Collected data entries
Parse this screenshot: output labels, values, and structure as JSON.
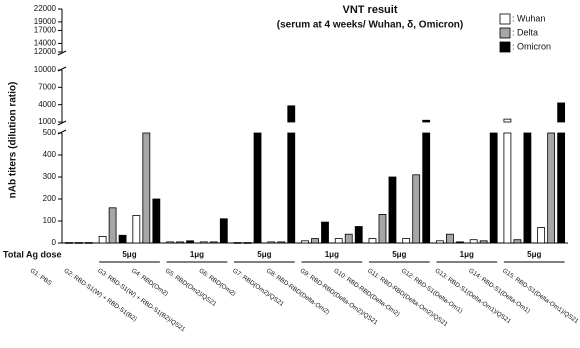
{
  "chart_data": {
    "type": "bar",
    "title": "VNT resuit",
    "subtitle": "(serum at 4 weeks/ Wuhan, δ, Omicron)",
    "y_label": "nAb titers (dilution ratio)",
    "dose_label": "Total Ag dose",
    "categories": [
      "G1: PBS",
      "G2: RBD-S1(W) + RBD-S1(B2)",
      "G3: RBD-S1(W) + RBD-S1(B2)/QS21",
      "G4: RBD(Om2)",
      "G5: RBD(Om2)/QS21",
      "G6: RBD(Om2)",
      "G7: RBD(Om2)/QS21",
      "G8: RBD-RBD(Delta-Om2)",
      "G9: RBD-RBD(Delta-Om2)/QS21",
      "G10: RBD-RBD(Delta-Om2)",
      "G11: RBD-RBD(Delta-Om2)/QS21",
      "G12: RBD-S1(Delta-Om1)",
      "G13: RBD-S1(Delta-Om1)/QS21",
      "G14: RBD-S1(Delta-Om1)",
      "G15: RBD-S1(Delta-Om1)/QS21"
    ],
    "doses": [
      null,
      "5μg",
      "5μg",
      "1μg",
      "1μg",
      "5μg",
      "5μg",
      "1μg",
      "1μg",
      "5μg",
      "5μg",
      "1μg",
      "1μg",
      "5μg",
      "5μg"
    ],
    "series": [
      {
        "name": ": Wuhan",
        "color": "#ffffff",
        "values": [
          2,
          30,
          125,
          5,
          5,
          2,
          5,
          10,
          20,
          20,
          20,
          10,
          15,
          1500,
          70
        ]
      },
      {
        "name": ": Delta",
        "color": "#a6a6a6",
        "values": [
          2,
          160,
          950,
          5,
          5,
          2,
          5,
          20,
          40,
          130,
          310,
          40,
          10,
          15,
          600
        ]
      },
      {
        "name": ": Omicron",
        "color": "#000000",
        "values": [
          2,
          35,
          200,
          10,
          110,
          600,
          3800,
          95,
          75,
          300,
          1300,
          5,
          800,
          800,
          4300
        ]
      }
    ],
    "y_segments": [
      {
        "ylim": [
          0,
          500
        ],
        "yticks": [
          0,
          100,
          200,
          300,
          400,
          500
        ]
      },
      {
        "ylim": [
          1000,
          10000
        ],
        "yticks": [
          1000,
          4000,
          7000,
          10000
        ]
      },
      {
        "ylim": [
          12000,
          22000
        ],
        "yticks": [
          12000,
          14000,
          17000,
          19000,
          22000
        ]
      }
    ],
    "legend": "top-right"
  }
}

◆ **Requirements**:
Reproduce each line holding the word "color".

◆ **Expected output**:
        "color": "#ffffff",
        "color": "#a6a6a6",
        "color": "#000000",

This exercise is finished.